▶ _WRITTEN EXERCISE_: Repeat the whole listing below, word for word.

▶ _MATERIAL PROVIDED_:
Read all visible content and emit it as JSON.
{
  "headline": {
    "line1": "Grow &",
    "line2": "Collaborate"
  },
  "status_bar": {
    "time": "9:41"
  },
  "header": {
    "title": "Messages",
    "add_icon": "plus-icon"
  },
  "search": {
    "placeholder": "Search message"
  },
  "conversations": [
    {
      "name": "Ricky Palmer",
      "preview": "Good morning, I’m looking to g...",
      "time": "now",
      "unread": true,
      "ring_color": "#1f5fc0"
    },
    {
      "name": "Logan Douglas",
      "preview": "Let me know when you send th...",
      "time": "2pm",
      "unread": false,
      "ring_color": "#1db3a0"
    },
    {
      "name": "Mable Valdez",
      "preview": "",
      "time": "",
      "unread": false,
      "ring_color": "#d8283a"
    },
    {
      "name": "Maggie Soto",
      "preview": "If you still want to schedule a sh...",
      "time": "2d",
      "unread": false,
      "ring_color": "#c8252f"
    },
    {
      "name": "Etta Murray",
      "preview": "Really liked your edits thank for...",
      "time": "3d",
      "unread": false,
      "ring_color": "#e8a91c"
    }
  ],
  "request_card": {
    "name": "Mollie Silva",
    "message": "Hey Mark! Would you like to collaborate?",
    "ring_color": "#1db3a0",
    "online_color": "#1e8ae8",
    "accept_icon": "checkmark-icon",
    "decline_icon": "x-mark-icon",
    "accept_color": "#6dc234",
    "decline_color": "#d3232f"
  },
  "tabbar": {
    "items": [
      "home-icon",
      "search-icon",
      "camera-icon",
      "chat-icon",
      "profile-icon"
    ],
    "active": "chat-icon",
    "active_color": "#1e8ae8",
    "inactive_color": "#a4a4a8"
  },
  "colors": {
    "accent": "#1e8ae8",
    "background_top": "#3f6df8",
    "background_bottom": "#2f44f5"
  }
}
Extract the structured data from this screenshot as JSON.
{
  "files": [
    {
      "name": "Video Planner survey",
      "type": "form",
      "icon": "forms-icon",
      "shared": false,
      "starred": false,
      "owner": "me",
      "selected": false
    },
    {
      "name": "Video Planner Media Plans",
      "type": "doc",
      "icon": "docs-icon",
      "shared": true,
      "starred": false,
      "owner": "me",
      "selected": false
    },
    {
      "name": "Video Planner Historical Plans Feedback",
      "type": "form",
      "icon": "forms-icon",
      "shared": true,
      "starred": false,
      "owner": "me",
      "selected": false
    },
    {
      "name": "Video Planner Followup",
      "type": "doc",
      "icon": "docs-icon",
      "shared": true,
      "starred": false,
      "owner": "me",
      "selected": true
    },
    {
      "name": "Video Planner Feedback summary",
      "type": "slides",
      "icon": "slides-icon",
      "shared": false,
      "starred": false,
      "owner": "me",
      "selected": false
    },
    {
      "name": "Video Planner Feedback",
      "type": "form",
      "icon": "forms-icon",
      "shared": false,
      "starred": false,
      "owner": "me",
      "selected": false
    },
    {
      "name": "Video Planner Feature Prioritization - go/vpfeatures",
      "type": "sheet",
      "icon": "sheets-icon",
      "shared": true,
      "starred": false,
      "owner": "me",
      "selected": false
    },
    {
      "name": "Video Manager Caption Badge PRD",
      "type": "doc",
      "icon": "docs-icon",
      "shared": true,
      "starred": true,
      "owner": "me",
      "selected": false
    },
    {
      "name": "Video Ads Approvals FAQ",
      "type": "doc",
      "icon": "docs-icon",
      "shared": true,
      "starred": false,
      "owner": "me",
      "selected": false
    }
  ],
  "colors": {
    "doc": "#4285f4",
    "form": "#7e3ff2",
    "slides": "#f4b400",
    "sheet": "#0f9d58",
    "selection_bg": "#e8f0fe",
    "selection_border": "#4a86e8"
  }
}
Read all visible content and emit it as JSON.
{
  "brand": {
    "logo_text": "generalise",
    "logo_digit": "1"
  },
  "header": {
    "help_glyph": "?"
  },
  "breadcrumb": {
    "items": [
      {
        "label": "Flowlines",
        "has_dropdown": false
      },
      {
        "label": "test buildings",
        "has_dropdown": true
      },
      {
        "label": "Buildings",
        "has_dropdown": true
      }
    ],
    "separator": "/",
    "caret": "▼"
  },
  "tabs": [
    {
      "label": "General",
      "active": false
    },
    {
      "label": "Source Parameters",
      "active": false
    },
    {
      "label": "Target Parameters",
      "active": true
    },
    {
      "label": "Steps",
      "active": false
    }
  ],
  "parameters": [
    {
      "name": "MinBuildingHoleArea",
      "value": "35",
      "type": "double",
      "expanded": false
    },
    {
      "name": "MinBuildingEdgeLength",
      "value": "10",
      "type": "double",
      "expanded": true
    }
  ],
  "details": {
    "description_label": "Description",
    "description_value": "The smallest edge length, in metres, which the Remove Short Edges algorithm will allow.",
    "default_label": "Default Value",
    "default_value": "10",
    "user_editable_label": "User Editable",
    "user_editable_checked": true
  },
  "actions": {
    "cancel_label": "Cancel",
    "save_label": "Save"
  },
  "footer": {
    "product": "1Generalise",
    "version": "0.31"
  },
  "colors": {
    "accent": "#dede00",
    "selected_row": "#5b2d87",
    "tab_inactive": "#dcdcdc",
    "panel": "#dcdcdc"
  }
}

▶ _RESULT FOR THIS EXERCISE_:
Read all visible content and emit it as JSON.
{
  "headline": {
    "line1": "Grow &",
    "line2": "Collaborate"
  },
  "status_bar": {
    "time": "9:41"
  },
  "header": {
    "title": "Messages",
    "add_icon": "plus-icon"
  },
  "search": {
    "placeholder": "Search message"
  },
  "conversations": [
    {
      "name": "Ricky Palmer",
      "preview": "Good morning, I’m looking to g...",
      "time": "now",
      "unread": true,
      "ring_color": "#1f5fc0"
    },
    {
      "name": "Logan Douglas",
      "preview": "Let me know when you send th...",
      "time": "2pm",
      "unread": false,
      "ring_color": "#1db3a0"
    },
    {
      "name": "Mable Valdez",
      "preview": "",
      "time": "",
      "unread": false,
      "ring_color": "#d8283a"
    },
    {
      "name": "Maggie Soto",
      "preview": "If you still want to schedule a sh...",
      "time": "2d",
      "unread": false,
      "ring_color": "#c8252f"
    },
    {
      "name": "Etta Murray",
      "preview": "Really liked your edits thank for...",
      "time": "3d",
      "unread": false,
      "ring_color": "#e8a91c"
    }
  ],
  "request_card": {
    "name": "Mollie Silva",
    "message": "Hey Mark! Would you like to collaborate?",
    "ring_color": "#1db3a0",
    "online_color": "#1e8ae8",
    "accept_icon": "checkmark-icon",
    "decline_icon": "x-mark-icon",
    "accept_color": "#6dc234",
    "decline_color": "#d3232f"
  },
  "tabbar": {
    "items": [
      "home-icon",
      "search-icon",
      "camera-icon",
      "chat-icon",
      "profile-icon"
    ],
    "active": "chat-icon",
    "active_color": "#1e8ae8",
    "inactive_color": "#a4a4a8"
  },
  "colors": {
    "accent": "#1e8ae8",
    "background_top": "#3f6df8",
    "background_bottom": "#2f44f5"
  }
}
Extract the structured data from this screenshot as JSON.
{
  "files": [
    {
      "name": "Video Planner survey",
      "type": "form",
      "icon": "forms-icon",
      "shared": false,
      "starred": false,
      "owner": "me",
      "selected": false
    },
    {
      "name": "Video Planner Media Plans",
      "type": "doc",
      "icon": "docs-icon",
      "shared": true,
      "starred": false,
      "owner": "me",
      "selected": false
    },
    {
      "name": "Video Planner Historical Plans Feedback",
      "type": "form",
      "icon": "forms-icon",
      "shared": true,
      "starred": false,
      "owner": "me",
      "selected": false
    },
    {
      "name": "Video Planner Followup",
      "type": "doc",
      "icon": "docs-icon",
      "shared": true,
      "starred": false,
      "owner": "me",
      "selected": true
    },
    {
      "name": "Video Planner Feedback summary",
      "type": "slides",
      "icon": "slides-icon",
      "shared": false,
      "starred": false,
      "owner": "me",
      "selected": false
    },
    {
      "name": "Video Planner Feedback",
      "type": "form",
      "icon": "forms-icon",
      "shared": false,
      "starred": false,
      "owner": "me",
      "selected": false
    },
    {
      "name": "Video Planner Feature Prioritization - go/vpfeatures",
      "type": "sheet",
      "icon": "sheets-icon",
      "shared": true,
      "starred": false,
      "owner": "me",
      "selected": false
    },
    {
      "name": "Video Manager Caption Badge PRD",
      "type": "doc",
      "icon": "docs-icon",
      "shared": true,
      "starred": true,
      "owner": "me",
      "selected": false
    },
    {
      "name": "Video Ads Approvals FAQ",
      "type": "doc",
      "icon": "docs-icon",
      "shared": true,
      "starred": false,
      "owner": "me",
      "selected": false
    }
  ],
  "colors": {
    "doc": "#4285f4",
    "form": "#7e3ff2",
    "slides": "#f4b400",
    "sheet": "#0f9d58",
    "selection_bg": "#e8f0fe",
    "selection_border": "#4a86e8"
  }
}
Read all visible content and emit it as JSON.
{
  "brand": {
    "logo_text": "generalise",
    "logo_digit": "1"
  },
  "header": {
    "help_glyph": "?"
  },
  "breadcrumb": {
    "items": [
      {
        "label": "Flowlines",
        "has_dropdown": false
      },
      {
        "label": "test buildings",
        "has_dropdown": true
      },
      {
        "label": "Buildings",
        "has_dropdown": true
      }
    ],
    "separator": "/",
    "caret": "▼"
  },
  "tabs": [
    {
      "label": "General",
      "active": false
    },
    {
      "label": "Source Parameters",
      "active": false
    },
    {
      "label": "Target Parameters",
      "active": true
    },
    {
      "label": "Steps",
      "active": false
    }
  ],
  "parameters": [
    {
      "name": "MinBuildingHoleArea",
      "value": "35",
      "type": "double",
      "expanded": false
    },
    {
      "name": "MinBuildingEdgeLength",
      "value": "10",
      "type": "double",
      "expanded": true
    }
  ],
  "details": {
    "description_label": "Description",
    "description_value": "The smallest edge length, in metres, which the Remove Short Edges algorithm will allow.",
    "default_label": "Default Value",
    "default_value": "10",
    "user_editable_label": "User Editable",
    "user_editable_checked": true
  },
  "actions": {
    "cancel_label": "Cancel",
    "save_label": "Save"
  },
  "footer": {
    "product": "1Generalise",
    "version": "0.31"
  },
  "colors": {
    "accent": "#dede00",
    "selected_row": "#5b2d87",
    "tab_inactive": "#dcdcdc",
    "panel": "#dcdcdc"
  }
}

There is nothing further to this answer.